======== ROWS ========

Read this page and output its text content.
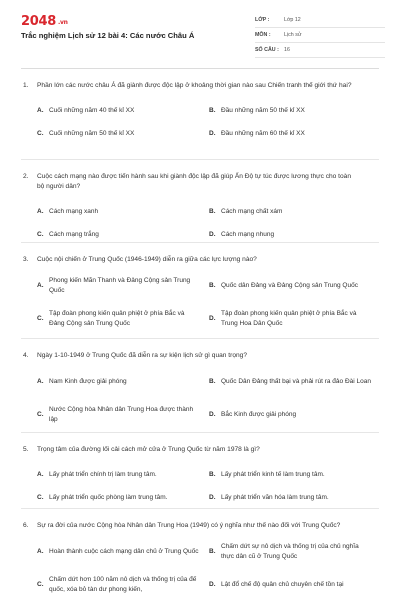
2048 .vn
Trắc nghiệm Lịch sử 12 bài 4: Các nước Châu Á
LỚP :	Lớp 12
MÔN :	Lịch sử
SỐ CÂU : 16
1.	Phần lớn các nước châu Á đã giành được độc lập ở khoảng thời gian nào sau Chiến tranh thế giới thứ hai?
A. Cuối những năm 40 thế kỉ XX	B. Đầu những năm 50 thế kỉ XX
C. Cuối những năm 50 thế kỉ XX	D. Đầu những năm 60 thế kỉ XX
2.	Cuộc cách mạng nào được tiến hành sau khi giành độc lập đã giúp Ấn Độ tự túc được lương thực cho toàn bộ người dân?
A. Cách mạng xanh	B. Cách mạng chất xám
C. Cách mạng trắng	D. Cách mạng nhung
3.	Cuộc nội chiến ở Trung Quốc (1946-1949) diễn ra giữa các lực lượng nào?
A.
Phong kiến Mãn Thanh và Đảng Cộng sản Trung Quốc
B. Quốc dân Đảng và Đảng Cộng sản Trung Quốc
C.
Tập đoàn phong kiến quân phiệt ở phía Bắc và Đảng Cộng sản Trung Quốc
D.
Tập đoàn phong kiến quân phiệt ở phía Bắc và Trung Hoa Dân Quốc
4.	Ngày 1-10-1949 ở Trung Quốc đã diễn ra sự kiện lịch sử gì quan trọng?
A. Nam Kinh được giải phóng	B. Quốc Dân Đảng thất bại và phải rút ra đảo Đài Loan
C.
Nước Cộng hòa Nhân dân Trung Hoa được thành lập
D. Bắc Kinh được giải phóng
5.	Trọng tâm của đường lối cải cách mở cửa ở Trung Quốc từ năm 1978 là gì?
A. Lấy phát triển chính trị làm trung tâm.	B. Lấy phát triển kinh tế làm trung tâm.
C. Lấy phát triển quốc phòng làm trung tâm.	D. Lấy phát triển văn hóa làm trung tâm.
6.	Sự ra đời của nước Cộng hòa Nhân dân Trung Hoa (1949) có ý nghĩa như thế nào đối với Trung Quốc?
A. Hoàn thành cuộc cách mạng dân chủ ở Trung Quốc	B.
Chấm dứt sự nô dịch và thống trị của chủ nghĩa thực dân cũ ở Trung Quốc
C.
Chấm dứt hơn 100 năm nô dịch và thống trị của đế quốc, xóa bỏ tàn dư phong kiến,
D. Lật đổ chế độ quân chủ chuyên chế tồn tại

========

◆ WHAT YOU NEED TO DO
Write down every line of the data above that includes the string "diễn".

◆ SOLUTION TO THE PROBLEM
3.	Cuộc nội chiến ở Trung Quốc (1946-1949) diễn ra giữa các lực lượng nào?
4.	Ngày 1-10-1949 ở Trung Quốc đã diễn ra sự kiện lịch sử gì quan trọng?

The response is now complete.